Report, word for word, every line of the material that contains "Brain".

-- start of Data listing --

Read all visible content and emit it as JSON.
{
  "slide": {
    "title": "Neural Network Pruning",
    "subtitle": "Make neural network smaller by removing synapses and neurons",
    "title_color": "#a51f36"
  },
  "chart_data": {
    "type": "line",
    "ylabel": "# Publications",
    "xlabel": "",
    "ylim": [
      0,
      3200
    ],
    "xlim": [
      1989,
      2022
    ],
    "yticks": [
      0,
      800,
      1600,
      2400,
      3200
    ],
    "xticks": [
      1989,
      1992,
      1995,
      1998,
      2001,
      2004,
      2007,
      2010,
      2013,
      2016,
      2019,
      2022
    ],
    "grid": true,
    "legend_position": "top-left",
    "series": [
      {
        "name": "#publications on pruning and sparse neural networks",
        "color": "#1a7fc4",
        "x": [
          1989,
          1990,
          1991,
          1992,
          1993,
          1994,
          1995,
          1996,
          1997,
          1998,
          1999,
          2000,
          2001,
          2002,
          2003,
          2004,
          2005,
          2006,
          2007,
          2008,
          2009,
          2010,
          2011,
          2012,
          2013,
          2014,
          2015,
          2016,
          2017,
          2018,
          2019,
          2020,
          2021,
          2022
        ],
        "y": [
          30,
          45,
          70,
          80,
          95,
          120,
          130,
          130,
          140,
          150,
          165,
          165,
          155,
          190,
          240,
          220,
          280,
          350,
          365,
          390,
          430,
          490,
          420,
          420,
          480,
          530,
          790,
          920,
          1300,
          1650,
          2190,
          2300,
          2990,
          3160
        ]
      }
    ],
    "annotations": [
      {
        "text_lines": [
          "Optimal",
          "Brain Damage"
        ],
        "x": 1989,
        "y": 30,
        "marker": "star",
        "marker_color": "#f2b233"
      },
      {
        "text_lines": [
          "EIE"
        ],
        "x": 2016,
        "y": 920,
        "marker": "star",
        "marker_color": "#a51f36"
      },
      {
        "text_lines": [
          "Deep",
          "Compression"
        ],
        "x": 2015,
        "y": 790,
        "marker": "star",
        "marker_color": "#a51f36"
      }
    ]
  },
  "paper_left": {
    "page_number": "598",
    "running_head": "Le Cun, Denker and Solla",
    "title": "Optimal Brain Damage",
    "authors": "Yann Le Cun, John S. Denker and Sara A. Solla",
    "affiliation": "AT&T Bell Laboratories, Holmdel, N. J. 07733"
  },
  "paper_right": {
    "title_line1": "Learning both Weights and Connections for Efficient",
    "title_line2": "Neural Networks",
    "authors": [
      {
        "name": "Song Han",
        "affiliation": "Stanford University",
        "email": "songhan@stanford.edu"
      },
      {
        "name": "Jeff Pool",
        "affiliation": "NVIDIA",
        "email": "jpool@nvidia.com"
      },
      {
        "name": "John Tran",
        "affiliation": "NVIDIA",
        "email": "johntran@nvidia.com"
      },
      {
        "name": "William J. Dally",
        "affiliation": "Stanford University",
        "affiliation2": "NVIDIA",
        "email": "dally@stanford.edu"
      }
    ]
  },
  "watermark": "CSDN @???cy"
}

-- end of Data listing --
-- start of Data listing --

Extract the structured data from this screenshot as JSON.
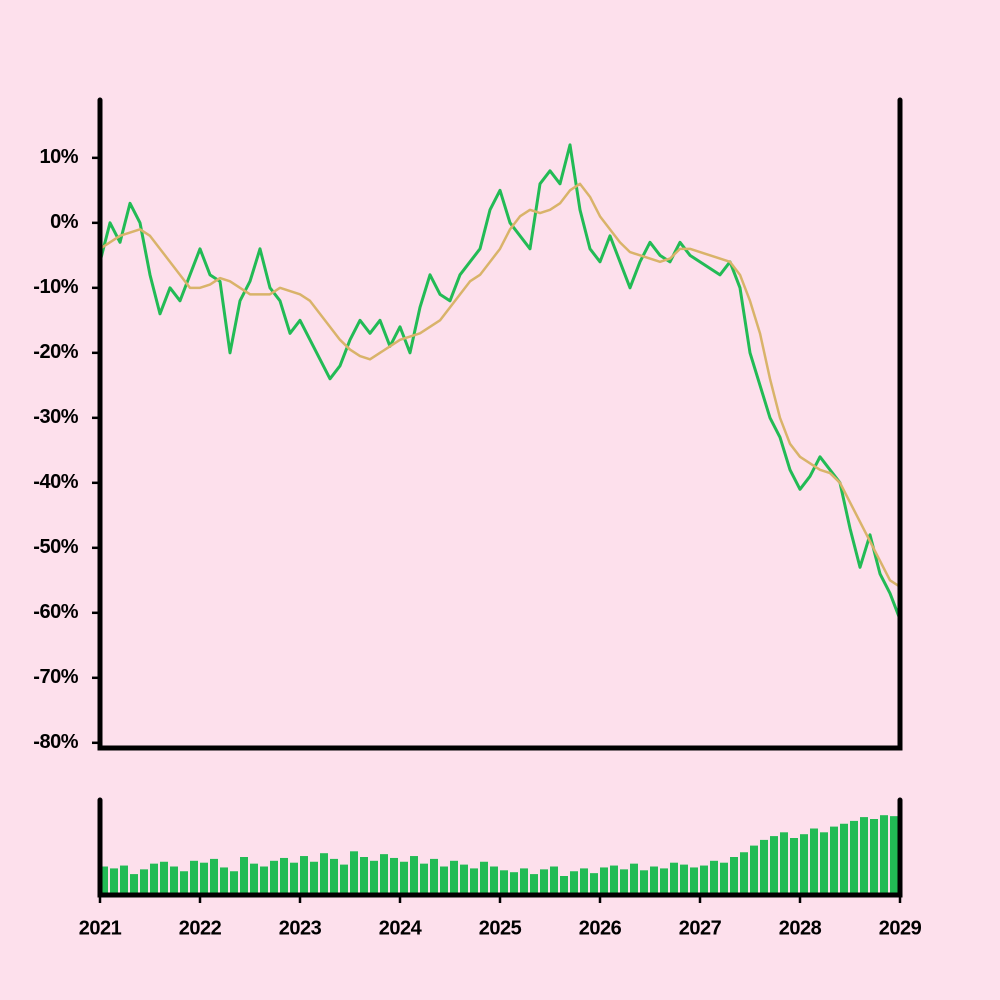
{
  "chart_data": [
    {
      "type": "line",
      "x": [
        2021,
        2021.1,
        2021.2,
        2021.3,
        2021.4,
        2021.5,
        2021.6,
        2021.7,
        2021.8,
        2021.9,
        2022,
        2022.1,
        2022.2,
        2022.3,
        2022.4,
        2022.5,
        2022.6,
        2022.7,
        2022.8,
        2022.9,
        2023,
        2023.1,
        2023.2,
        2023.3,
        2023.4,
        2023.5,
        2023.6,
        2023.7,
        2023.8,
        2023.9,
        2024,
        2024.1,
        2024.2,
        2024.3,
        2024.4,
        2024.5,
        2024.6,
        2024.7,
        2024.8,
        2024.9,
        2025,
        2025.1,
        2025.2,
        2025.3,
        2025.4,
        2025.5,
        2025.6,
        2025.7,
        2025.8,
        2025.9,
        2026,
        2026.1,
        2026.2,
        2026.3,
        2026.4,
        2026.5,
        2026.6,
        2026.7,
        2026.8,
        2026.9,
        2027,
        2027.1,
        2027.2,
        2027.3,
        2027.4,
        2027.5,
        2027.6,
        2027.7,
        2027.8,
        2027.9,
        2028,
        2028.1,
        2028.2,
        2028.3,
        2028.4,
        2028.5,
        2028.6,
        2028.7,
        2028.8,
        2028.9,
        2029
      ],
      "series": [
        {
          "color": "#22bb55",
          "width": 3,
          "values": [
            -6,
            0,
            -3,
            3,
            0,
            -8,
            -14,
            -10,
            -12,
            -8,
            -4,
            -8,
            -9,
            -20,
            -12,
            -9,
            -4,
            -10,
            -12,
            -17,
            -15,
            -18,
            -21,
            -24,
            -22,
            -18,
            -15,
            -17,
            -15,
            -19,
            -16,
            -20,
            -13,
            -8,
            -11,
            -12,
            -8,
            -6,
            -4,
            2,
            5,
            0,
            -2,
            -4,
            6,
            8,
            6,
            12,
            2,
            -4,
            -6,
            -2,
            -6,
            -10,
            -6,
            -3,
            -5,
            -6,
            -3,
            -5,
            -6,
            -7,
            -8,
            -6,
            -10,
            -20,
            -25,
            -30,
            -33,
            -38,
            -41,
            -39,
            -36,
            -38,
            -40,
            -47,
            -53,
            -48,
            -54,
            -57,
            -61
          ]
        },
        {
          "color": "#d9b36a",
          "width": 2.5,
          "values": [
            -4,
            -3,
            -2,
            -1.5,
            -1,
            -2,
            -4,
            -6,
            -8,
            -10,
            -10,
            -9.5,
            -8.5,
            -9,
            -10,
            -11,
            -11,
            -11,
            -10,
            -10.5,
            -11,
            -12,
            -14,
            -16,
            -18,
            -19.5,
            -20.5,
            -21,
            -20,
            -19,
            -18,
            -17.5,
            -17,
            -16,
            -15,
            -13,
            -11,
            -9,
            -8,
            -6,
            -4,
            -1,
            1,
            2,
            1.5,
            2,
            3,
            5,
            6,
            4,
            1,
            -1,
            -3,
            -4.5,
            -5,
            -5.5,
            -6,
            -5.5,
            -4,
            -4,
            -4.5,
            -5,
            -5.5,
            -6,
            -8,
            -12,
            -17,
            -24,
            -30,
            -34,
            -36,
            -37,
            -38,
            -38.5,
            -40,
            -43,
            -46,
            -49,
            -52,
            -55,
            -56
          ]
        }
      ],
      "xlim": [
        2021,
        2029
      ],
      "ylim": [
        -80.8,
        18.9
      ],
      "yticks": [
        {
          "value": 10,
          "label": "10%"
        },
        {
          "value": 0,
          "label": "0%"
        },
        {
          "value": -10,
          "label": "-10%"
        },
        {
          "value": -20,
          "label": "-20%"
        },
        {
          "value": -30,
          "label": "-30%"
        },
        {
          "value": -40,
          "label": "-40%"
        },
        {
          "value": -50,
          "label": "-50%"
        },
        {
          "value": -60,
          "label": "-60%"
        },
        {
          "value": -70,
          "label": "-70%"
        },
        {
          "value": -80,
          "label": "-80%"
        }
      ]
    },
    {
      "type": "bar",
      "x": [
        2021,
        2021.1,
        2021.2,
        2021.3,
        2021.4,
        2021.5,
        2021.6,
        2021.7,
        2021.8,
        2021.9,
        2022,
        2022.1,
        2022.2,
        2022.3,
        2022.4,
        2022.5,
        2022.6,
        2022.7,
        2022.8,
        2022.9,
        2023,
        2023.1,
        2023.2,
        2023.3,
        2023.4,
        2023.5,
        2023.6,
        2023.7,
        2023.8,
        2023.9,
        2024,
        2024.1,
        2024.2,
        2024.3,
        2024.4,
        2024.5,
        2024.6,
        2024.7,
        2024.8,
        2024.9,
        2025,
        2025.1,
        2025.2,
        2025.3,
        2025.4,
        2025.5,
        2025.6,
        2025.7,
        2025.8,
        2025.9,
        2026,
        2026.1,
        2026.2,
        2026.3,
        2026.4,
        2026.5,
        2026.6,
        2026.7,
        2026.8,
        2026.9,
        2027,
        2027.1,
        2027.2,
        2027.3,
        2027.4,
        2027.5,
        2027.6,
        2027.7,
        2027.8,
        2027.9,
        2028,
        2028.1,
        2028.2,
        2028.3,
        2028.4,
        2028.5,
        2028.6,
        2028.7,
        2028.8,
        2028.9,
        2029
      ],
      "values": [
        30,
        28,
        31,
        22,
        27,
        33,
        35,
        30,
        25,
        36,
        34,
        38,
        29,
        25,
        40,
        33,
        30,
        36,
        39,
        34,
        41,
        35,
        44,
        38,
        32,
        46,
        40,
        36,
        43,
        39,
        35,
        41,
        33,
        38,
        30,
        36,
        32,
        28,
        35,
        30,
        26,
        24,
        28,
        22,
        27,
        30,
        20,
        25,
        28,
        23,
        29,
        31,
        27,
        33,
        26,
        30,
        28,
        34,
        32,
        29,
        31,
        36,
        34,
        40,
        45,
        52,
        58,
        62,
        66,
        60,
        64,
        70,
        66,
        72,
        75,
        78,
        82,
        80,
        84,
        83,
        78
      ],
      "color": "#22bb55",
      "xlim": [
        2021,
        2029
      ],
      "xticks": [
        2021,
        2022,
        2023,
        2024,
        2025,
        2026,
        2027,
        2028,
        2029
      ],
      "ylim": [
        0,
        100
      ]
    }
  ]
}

-- end of Data listing --

Written answer:
          "Brain Damage"
    "title": "Optimal Brain Damage",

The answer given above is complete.